EXERCISE AIM — Output every entry exactly as written.

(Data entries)

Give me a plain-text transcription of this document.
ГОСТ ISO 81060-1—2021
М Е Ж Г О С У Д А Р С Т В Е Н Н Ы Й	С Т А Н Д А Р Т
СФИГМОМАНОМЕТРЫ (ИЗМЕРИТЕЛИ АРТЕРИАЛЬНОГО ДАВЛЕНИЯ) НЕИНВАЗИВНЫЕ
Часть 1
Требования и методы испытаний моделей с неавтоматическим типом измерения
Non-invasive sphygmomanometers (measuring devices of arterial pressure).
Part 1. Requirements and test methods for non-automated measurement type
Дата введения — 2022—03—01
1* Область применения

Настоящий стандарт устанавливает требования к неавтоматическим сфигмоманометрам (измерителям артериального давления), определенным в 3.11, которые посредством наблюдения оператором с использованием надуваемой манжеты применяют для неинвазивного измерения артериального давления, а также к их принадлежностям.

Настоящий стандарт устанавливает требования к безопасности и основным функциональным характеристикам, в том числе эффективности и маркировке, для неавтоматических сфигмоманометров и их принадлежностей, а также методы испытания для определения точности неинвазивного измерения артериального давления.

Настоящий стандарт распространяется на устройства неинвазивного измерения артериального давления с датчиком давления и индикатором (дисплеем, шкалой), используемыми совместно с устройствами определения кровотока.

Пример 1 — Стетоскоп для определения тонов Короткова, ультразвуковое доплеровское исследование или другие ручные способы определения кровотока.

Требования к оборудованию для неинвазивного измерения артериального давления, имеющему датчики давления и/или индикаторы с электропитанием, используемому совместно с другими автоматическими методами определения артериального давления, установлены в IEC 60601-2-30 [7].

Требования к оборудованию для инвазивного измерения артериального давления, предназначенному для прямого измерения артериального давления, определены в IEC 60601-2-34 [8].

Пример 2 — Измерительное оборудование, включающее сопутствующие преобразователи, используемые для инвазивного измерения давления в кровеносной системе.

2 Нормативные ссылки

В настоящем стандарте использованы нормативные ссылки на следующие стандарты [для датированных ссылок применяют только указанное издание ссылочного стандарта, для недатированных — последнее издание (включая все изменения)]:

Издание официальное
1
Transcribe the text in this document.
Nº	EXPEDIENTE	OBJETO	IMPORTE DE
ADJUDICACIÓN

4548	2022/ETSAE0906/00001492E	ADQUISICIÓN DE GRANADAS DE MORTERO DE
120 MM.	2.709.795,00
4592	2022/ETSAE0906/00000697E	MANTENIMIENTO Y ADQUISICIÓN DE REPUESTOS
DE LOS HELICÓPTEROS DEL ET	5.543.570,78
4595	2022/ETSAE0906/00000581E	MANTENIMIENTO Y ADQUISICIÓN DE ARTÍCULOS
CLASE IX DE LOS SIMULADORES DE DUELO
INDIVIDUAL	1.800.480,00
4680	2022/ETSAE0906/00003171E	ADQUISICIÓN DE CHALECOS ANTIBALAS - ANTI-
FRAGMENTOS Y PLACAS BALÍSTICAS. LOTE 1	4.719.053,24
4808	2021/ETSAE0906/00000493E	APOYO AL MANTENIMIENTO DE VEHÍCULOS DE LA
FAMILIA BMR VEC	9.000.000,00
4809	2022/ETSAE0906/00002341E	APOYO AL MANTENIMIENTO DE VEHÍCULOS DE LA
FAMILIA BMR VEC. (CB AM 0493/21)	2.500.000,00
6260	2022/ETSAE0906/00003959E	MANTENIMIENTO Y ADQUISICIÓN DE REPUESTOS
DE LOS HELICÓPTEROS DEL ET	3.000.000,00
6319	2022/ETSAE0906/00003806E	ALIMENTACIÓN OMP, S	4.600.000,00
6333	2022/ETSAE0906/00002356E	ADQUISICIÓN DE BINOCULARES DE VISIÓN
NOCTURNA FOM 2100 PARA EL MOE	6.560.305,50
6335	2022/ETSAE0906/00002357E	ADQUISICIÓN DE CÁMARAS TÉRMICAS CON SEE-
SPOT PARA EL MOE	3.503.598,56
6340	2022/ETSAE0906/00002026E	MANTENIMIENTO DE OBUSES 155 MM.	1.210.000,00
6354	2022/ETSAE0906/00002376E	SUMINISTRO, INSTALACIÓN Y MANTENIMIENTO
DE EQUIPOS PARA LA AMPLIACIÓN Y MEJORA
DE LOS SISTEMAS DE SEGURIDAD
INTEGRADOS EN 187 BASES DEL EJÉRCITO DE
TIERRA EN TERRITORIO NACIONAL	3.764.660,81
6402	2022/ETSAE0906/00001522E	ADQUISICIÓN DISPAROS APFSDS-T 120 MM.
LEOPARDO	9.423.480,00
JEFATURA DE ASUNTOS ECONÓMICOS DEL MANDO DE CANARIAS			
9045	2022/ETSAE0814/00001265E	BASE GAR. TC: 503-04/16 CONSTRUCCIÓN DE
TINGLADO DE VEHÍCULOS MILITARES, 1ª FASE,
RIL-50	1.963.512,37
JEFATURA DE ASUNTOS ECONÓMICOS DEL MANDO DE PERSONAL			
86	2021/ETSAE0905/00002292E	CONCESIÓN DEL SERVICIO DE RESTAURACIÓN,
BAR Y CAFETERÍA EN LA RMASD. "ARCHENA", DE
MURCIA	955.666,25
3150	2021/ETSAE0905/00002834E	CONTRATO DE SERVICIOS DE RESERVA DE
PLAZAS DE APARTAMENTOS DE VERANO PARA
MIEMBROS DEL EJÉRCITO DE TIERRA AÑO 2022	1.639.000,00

SOLUTION TO THIS PROBLEM —
Give me a plain-text transcription of this document.
ГОСТ ISO 81060-1—2021
М Е Ж Г О С У Д А Р С Т В Е Н Н Ы Й	С Т А Н Д А Р Т
СФИГМОМАНОМЕТРЫ (ИЗМЕРИТЕЛИ АРТЕРИАЛЬНОГО ДАВЛЕНИЯ) НЕИНВАЗИВНЫЕ
Часть 1
Требования и методы испытаний моделей с неавтоматическим типом измерения
Non-invasive sphygmomanometers (measuring devices of arterial pressure).
Part 1. Requirements and test methods for non-automated measurement type
Дата введения — 2022—03—01
1* Область применения

Настоящий стандарт устанавливает требования к неавтоматическим сфигмоманометрам (измерителям артериального давления), определенным в 3.11, которые посредством наблюдения оператором с использованием надуваемой манжеты применяют для неинвазивного измерения артериального давления, а также к их принадлежностям.

Настоящий стандарт устанавливает требования к безопасности и основным функциональным характеристикам, в том числе эффективности и маркировке, для неавтоматических сфигмоманометров и их принадлежностей, а также методы испытания для определения точности неинвазивного измерения артериального давления.

Настоящий стандарт распространяется на устройства неинвазивного измерения артериального давления с датчиком давления и индикатором (дисплеем, шкалой), используемыми совместно с устройствами определения кровотока.

Пример 1 — Стетоскоп для определения тонов Короткова, ультразвуковое доплеровское исследование или другие ручные способы определения кровотока.

Требования к оборудованию для неинвазивного измерения артериального давления, имеющему датчики давления и/или индикаторы с электропитанием, используемому совместно с другими автоматическими методами определения артериального давления, установлены в IEC 60601-2-30 [7].

Требования к оборудованию для инвазивного измерения артериального давления, предназначенному для прямого измерения артериального давления, определены в IEC 60601-2-34 [8].

Пример 2 — Измерительное оборудование, включающее сопутствующие преобразователи, используемые для инвазивного измерения давления в кровеносной системе.

2 Нормативные ссылки

В настоящем стандарте использованы нормативные ссылки на следующие стандарты [для датированных ссылок применяют только указанное издание ссылочного стандарта, для недатированных — последнее издание (включая все изменения)]:

Издание официальное
1
Transcribe the text in this document.
Nº	EXPEDIENTE	OBJETO	IMPORTE DE
ADJUDICACIÓN

4548	2022/ETSAE0906/00001492E	ADQUISICIÓN DE GRANADAS DE MORTERO DE
120 MM.	2.709.795,00
4592	2022/ETSAE0906/00000697E	MANTENIMIENTO Y ADQUISICIÓN DE REPUESTOS
DE LOS HELICÓPTEROS DEL ET	5.543.570,78
4595	2022/ETSAE0906/00000581E	MANTENIMIENTO Y ADQUISICIÓN DE ARTÍCULOS
CLASE IX DE LOS SIMULADORES DE DUELO
INDIVIDUAL	1.800.480,00
4680	2022/ETSAE0906/00003171E	ADQUISICIÓN DE CHALECOS ANTIBALAS - ANTI-
FRAGMENTOS Y PLACAS BALÍSTICAS. LOTE 1	4.719.053,24
4808	2021/ETSAE0906/00000493E	APOYO AL MANTENIMIENTO DE VEHÍCULOS DE LA
FAMILIA BMR VEC	9.000.000,00
4809	2022/ETSAE0906/00002341E	APOYO AL MANTENIMIENTO DE VEHÍCULOS DE LA
FAMILIA BMR VEC. (CB AM 0493/21)	2.500.000,00
6260	2022/ETSAE0906/00003959E	MANTENIMIENTO Y ADQUISICIÓN DE REPUESTOS
DE LOS HELICÓPTEROS DEL ET	3.000.000,00
6319	2022/ETSAE0906/00003806E	ALIMENTACIÓN OMP, S	4.600.000,00
6333	2022/ETSAE0906/00002356E	ADQUISICIÓN DE BINOCULARES DE VISIÓN
NOCTURNA FOM 2100 PARA EL MOE	6.560.305,50
6335	2022/ETSAE0906/00002357E	ADQUISICIÓN DE CÁMARAS TÉRMICAS CON SEE-
SPOT PARA EL MOE	3.503.598,56
6340	2022/ETSAE0906/00002026E	MANTENIMIENTO DE OBUSES 155 MM.	1.210.000,00
6354	2022/ETSAE0906/00002376E	SUMINISTRO, INSTALACIÓN Y MANTENIMIENTO
DE EQUIPOS PARA LA AMPLIACIÓN Y MEJORA
DE LOS SISTEMAS DE SEGURIDAD
INTEGRADOS EN 187 BASES DEL EJÉRCITO DE
TIERRA EN TERRITORIO NACIONAL	3.764.660,81
6402	2022/ETSAE0906/00001522E	ADQUISICIÓN DISPAROS APFSDS-T 120 MM.
LEOPARDO	9.423.480,00
JEFATURA DE ASUNTOS ECONÓMICOS DEL MANDO DE CANARIAS			
9045	2022/ETSAE0814/00001265E	BASE GAR. TC: 503-04/16 CONSTRUCCIÓN DE
TINGLADO DE VEHÍCULOS MILITARES, 1ª FASE,
RIL-50	1.963.512,37
JEFATURA DE ASUNTOS ECONÓMICOS DEL MANDO DE PERSONAL			
86	2021/ETSAE0905/00002292E	CONCESIÓN DEL SERVICIO DE RESTAURACIÓN,
BAR Y CAFETERÍA EN LA RMASD. "ARCHENA", DE
MURCIA	955.666,25
3150	2021/ETSAE0905/00002834E	CONTRATO DE SERVICIOS DE RESERVA DE
PLAZAS DE APARTAMENTOS DE VERANO PARA
MIEMBROS DEL EJÉRCITO DE TIERRA AÑO 2022	1.639.000,00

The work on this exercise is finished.